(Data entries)
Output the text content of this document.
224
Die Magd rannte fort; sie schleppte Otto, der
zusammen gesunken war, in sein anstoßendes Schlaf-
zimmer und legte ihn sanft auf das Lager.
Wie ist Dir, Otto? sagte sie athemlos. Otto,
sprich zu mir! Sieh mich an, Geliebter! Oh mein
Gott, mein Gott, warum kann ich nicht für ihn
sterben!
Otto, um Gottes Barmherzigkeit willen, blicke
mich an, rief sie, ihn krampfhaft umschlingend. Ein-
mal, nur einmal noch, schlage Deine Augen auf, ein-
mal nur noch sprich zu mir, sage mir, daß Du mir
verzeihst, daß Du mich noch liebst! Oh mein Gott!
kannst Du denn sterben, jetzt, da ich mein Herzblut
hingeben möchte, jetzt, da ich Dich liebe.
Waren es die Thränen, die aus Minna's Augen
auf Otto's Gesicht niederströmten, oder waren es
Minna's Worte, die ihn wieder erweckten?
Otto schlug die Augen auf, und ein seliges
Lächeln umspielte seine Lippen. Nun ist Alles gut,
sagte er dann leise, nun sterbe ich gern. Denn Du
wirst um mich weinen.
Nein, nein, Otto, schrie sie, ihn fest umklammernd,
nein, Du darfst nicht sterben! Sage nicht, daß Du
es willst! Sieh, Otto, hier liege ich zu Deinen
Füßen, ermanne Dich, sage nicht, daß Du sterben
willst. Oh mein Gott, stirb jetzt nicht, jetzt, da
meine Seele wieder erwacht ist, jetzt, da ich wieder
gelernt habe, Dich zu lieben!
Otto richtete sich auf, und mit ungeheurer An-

__What needs to be done__.
Print every record above exactly as written.

__Task solution__.
Output the text content of this document.
224
Die Magd rannte fort; sie schleppte Otto, der
zusammen gesunken war, in sein anstoßendes Schlaf-
zimmer und legte ihn sanft auf das Lager.
Wie ist Dir, Otto? sagte sie athemlos. Otto,
sprich zu mir! Sieh mich an, Geliebter! Oh mein
Gott, mein Gott, warum kann ich nicht für ihn
sterben!
Otto, um Gottes Barmherzigkeit willen, blicke
mich an, rief sie, ihn krampfhaft umschlingend. Ein-
mal, nur einmal noch, schlage Deine Augen auf, ein-
mal nur noch sprich zu mir, sage mir, daß Du mir
verzeihst, daß Du mich noch liebst! Oh mein Gott!
kannst Du denn sterben, jetzt, da ich mein Herzblut
hingeben möchte, jetzt, da ich Dich liebe.
Waren es die Thränen, die aus Minna's Augen
auf Otto's Gesicht niederströmten, oder waren es
Minna's Worte, die ihn wieder erweckten?
Otto schlug die Augen auf, und ein seliges
Lächeln umspielte seine Lippen. Nun ist Alles gut,
sagte er dann leise, nun sterbe ich gern. Denn Du
wirst um mich weinen.
Nein, nein, Otto, schrie sie, ihn fest umklammernd,
nein, Du darfst nicht sterben! Sage nicht, daß Du
es willst! Sieh, Otto, hier liege ich zu Deinen
Füßen, ermanne Dich, sage nicht, daß Du sterben
willst. Oh mein Gott, stirb jetzt nicht, jetzt, da
meine Seele wieder erwacht ist, jetzt, da ich wieder
gelernt habe, Dich zu lieben!
Otto richtete sich auf, und mit ungeheurer An-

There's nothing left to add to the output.